======== EXERCISE MATERIAL
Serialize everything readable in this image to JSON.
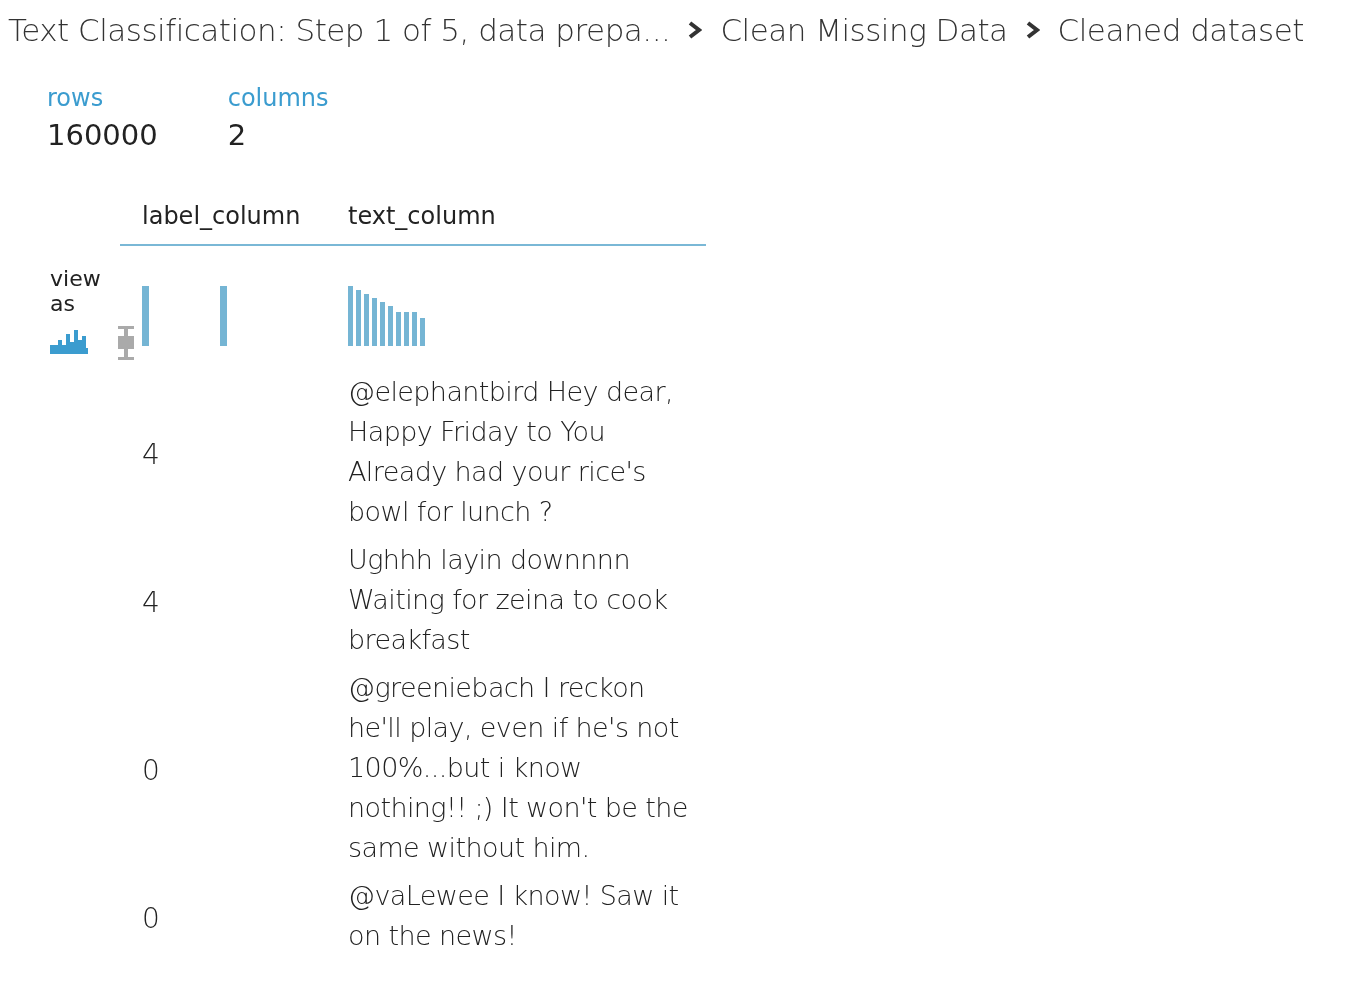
{
  "breadcrumb": [
    {
      "label": "Text Classification: Step 1 of 5, data prepa..."
    },
    {
      "label": "Clean Missing Data"
    },
    {
      "label": "Cleaned dataset"
    }
  ],
  "stats": [
    {
      "label": "rows",
      "value": "160000"
    },
    {
      "label": "columns",
      "value": "2"
    }
  ],
  "view_as": {
    "label": "view as",
    "options": [
      {
        "kind": "histogram",
        "selected": true
      },
      {
        "kind": "boxplot",
        "selected": false
      }
    ]
  },
  "table": {
    "columns": [
      {
        "name": "label_column"
      },
      {
        "name": "text_column"
      }
    ],
    "rows": [
      {
        "label_column": "4",
        "text_column": "@elephantbird Hey dear, Happy Friday to You  Already had your rice's bowl for lunch ?"
      },
      {
        "label_column": "4",
        "text_column": "Ughhh layin downnnn    Waiting for zeina to cook breakfast"
      },
      {
        "label_column": "0",
        "text_column": "@greeniebach I reckon he'll play, even if he's not 100%...but i know nothing!! ;) It won't be the same without him."
      },
      {
        "label_column": "0",
        "text_column": "@vaLewee I know! Saw it on the news!"
      }
    ]
  }
}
================
> **PROBLEM DESCRIPTION**: Write out the listing above again, exactly, but with no pictures in the copy.

> **ANSWER BELOW**:
Serialize everything readable in this image to JSON.
{
  "breadcrumb": [
    {
      "label": "Text Classification: Step 1 of 5, data prepa..."
    },
    {
      "label": "Clean Missing Data"
    },
    {
      "label": "Cleaned dataset"
    }
  ],
  "stats": [
    {
      "label": "rows",
      "value": "160000"
    },
    {
      "label": "columns",
      "value": "2"
    }
  ],
  "view_as": {
    "label": "view as",
    "options": [
      {
        "kind": "histogram",
        "selected": true
      },
      {
        "kind": "boxplot",
        "selected": false
      }
    ]
  },
  "table": {
    "columns": [
      {
        "name": "label_column"
      },
      {
        "name": "text_column"
      }
    ],
    "rows": [
      {
        "label_column": "4",
        "text_column": "@elephantbird Hey dear, Happy Friday to You  Already had your rice's bowl for lunch ?"
      },
      {
        "label_column": "4",
        "text_column": "Ughhh layin downnnn    Waiting for zeina to cook breakfast"
      },
      {
        "label_column": "0",
        "text_column": "@greeniebach I reckon he'll play, even if he's not 100%...but i know nothing!! ;) It won't be the same without him."
      },
      {
        "label_column": "0",
        "text_column": "@vaLewee I know! Saw it on the news!"
      }
    ]
  }
}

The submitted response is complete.